━━ Exercise inputs
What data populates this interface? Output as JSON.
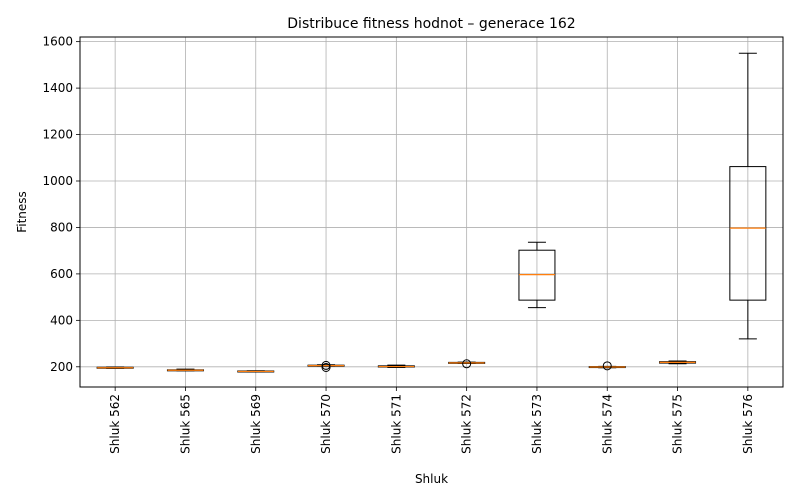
{
  "chart_data": {
    "type": "box",
    "title": "Distribuce fitness hodnot – generace 162",
    "xlabel": "Shluk",
    "ylabel": "Fitness",
    "ylim": [
      113,
      1620
    ],
    "yticks": [
      200,
      400,
      600,
      800,
      1000,
      1200,
      1400,
      1600
    ],
    "grid": true,
    "colors": {
      "box": "#000000",
      "median": "#ff7f0e",
      "grid": "#b0b0b0"
    },
    "categories": [
      "Shluk 562",
      "Shluk 565",
      "Shluk 569",
      "Shluk 570",
      "Shluk 571",
      "Shluk 572",
      "Shluk 573",
      "Shluk 574",
      "Shluk 575",
      "Shluk 576"
    ],
    "boxes": [
      {
        "whisker_low": 193,
        "q1": 194,
        "median": 196,
        "q3": 198,
        "whisker_high": 199,
        "outliers": []
      },
      {
        "whisker_low": 183,
        "q1": 184,
        "median": 185,
        "q3": 187,
        "whisker_high": 190,
        "outliers": []
      },
      {
        "whisker_low": 178,
        "q1": 179,
        "median": 180,
        "q3": 182,
        "whisker_high": 183,
        "outliers": []
      },
      {
        "whisker_low": 203,
        "q1": 204,
        "median": 205,
        "q3": 207,
        "whisker_high": 209,
        "outliers": [
          197,
          206
        ]
      },
      {
        "whisker_low": 197,
        "q1": 199,
        "median": 201,
        "q3": 204,
        "whisker_high": 207,
        "outliers": []
      },
      {
        "whisker_low": 214,
        "q1": 215,
        "median": 217,
        "q3": 219,
        "whisker_high": 220,
        "outliers": [
          213
        ]
      },
      {
        "whisker_low": 455,
        "q1": 487,
        "median": 597,
        "q3": 702,
        "whisker_high": 736,
        "outliers": []
      },
      {
        "whisker_low": 196,
        "q1": 197,
        "median": 199,
        "q3": 201,
        "whisker_high": 202,
        "outliers": [
          204
        ]
      },
      {
        "whisker_low": 213,
        "q1": 216,
        "median": 219,
        "q3": 222,
        "whisker_high": 225,
        "outliers": []
      },
      {
        "whisker_low": 320,
        "q1": 487,
        "median": 797,
        "q3": 1062,
        "whisker_high": 1550,
        "outliers": []
      }
    ]
  }
}
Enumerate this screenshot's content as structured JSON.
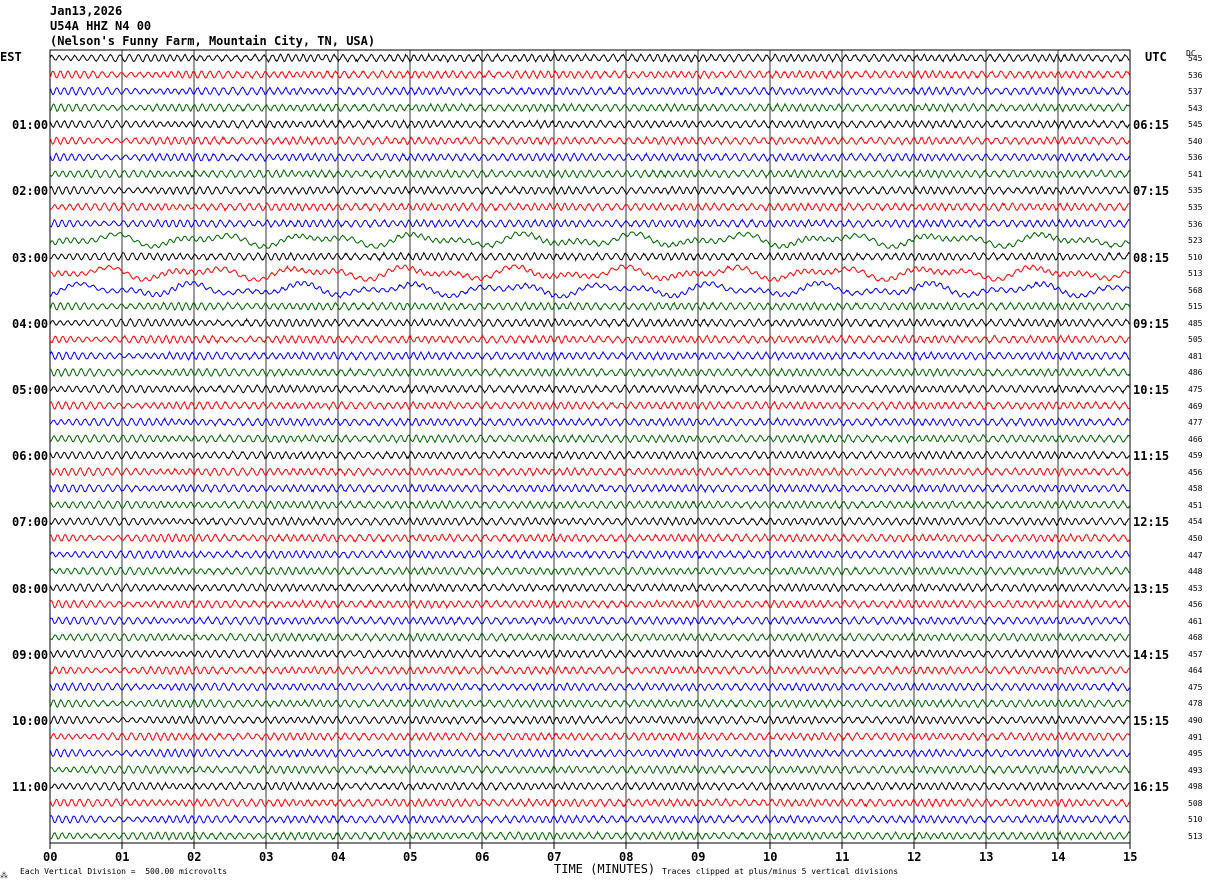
{
  "header": {
    "date": "Jan13,2026",
    "station": "U54A HHZ N4 00",
    "location": "(Nelson's Funny Farm, Mountain City, TN, USA)"
  },
  "left_axis_label": "EST",
  "right_axis_label": "UTC",
  "dc_header": "DC",
  "footer": {
    "vertical_division": "Each Vertical Division =  500.00 microvolts",
    "xlabel": "TIME (MINUTES)",
    "clip_note": "Traces clipped at plus/minus 5 vertical divisions"
  },
  "chart_data": {
    "type": "line",
    "title": "",
    "xlabel": "TIME (MINUTES)",
    "ylabel": "",
    "xlim": [
      0,
      15
    ],
    "x_ticks": [
      "00",
      "01",
      "02",
      "03",
      "04",
      "05",
      "06",
      "07",
      "08",
      "09",
      "10",
      "11",
      "12",
      "13",
      "14",
      "15"
    ],
    "trace_colors": [
      "#000000",
      "#ff0000",
      "#0000ff",
      "#006400"
    ],
    "grid": "vertical-minute-lines",
    "left_hour_labels": [
      "01:00",
      "02:00",
      "03:00",
      "04:00",
      "05:00",
      "06:00",
      "07:00",
      "08:00",
      "09:00",
      "10:00",
      "11:00"
    ],
    "right_hour_labels": [
      "06:15",
      "07:15",
      "08:15",
      "09:15",
      "10:15",
      "11:15",
      "12:15",
      "13:15",
      "14:15",
      "15:15",
      "16:15"
    ],
    "dc_offsets": [
      "545",
      "536",
      "537",
      "543",
      "545",
      "540",
      "536",
      "541",
      "535",
      "535",
      "536",
      "523",
      "510",
      "513",
      "568",
      "515",
      "485",
      "505",
      "481",
      "486",
      "475",
      "469",
      "477",
      "466",
      "459",
      "456",
      "458",
      "451",
      "454",
      "450",
      "447",
      "448",
      "453",
      "456",
      "461",
      "468",
      "457",
      "464",
      "475",
      "478",
      "490",
      "491",
      "495",
      "493",
      "498",
      "508",
      "510",
      "513"
    ],
    "trace_count": 48,
    "high_activity_traces": [
      11,
      13,
      14
    ]
  }
}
━━━━
Each entry above is to be written out again unchanged, apart from the pictures, which are left out.

What data populates this interface? Output as JSON.
{
  "chart_data": {
    "type": "box",
    "title": "Distribuce fitness hodnot – generace 162",
    "xlabel": "Shluk",
    "ylabel": "Fitness",
    "ylim": [
      113,
      1620
    ],
    "yticks": [
      200,
      400,
      600,
      800,
      1000,
      1200,
      1400,
      1600
    ],
    "grid": true,
    "colors": {
      "box": "#000000",
      "median": "#ff7f0e",
      "grid": "#b0b0b0"
    },
    "categories": [
      "Shluk 562",
      "Shluk 565",
      "Shluk 569",
      "Shluk 570",
      "Shluk 571",
      "Shluk 572",
      "Shluk 573",
      "Shluk 574",
      "Shluk 575",
      "Shluk 576"
    ],
    "boxes": [
      {
        "whisker_low": 193,
        "q1": 194,
        "median": 196,
        "q3": 198,
        "whisker_high": 199,
        "outliers": []
      },
      {
        "whisker_low": 183,
        "q1": 184,
        "median": 185,
        "q3": 187,
        "whisker_high": 190,
        "outliers": []
      },
      {
        "whisker_low": 178,
        "q1": 179,
        "median": 180,
        "q3": 182,
        "whisker_high": 183,
        "outliers": []
      },
      {
        "whisker_low": 203,
        "q1": 204,
        "median": 205,
        "q3": 207,
        "whisker_high": 209,
        "outliers": [
          197,
          206
        ]
      },
      {
        "whisker_low": 197,
        "q1": 199,
        "median": 201,
        "q3": 204,
        "whisker_high": 207,
        "outliers": []
      },
      {
        "whisker_low": 214,
        "q1": 215,
        "median": 217,
        "q3": 219,
        "whisker_high": 220,
        "outliers": [
          213
        ]
      },
      {
        "whisker_low": 455,
        "q1": 487,
        "median": 597,
        "q3": 702,
        "whisker_high": 736,
        "outliers": []
      },
      {
        "whisker_low": 196,
        "q1": 197,
        "median": 199,
        "q3": 201,
        "whisker_high": 202,
        "outliers": [
          204
        ]
      },
      {
        "whisker_low": 213,
        "q1": 216,
        "median": 219,
        "q3": 222,
        "whisker_high": 225,
        "outliers": []
      },
      {
        "whisker_low": 320,
        "q1": 487,
        "median": 797,
        "q3": 1062,
        "whisker_high": 1550,
        "outliers": []
      }
    ]
  }
}
Enumerate this screenshot's content as structured JSON.
{
  "header": {
    "date": "Jan13,2026",
    "station": "U54A HHZ N4 00",
    "location": "(Nelson's Funny Farm, Mountain City, TN, USA)"
  },
  "left_axis_label": "EST",
  "right_axis_label": "UTC",
  "dc_header": "DC",
  "footer": {
    "vertical_division": "Each Vertical Division =  500.00 microvolts",
    "xlabel": "TIME (MINUTES)",
    "clip_note": "Traces clipped at plus/minus 5 vertical divisions"
  },
  "chart_data": {
    "type": "line",
    "title": "",
    "xlabel": "TIME (MINUTES)",
    "ylabel": "",
    "xlim": [
      0,
      15
    ],
    "x_ticks": [
      "00",
      "01",
      "02",
      "03",
      "04",
      "05",
      "06",
      "07",
      "08",
      "09",
      "10",
      "11",
      "12",
      "13",
      "14",
      "15"
    ],
    "trace_colors": [
      "#000000",
      "#ff0000",
      "#0000ff",
      "#006400"
    ],
    "grid": "vertical-minute-lines",
    "left_hour_labels": [
      "01:00",
      "02:00",
      "03:00",
      "04:00",
      "05:00",
      "06:00",
      "07:00",
      "08:00",
      "09:00",
      "10:00",
      "11:00"
    ],
    "right_hour_labels": [
      "06:15",
      "07:15",
      "08:15",
      "09:15",
      "10:15",
      "11:15",
      "12:15",
      "13:15",
      "14:15",
      "15:15",
      "16:15"
    ],
    "dc_offsets": [
      "545",
      "536",
      "537",
      "543",
      "545",
      "540",
      "536",
      "541",
      "535",
      "535",
      "536",
      "523",
      "510",
      "513",
      "568",
      "515",
      "485",
      "505",
      "481",
      "486",
      "475",
      "469",
      "477",
      "466",
      "459",
      "456",
      "458",
      "451",
      "454",
      "450",
      "447",
      "448",
      "453",
      "456",
      "461",
      "468",
      "457",
      "464",
      "475",
      "478",
      "490",
      "491",
      "495",
      "493",
      "498",
      "508",
      "510",
      "513"
    ],
    "trace_count": 48,
    "high_activity_traces": [
      11,
      13,
      14
    ]
  }
}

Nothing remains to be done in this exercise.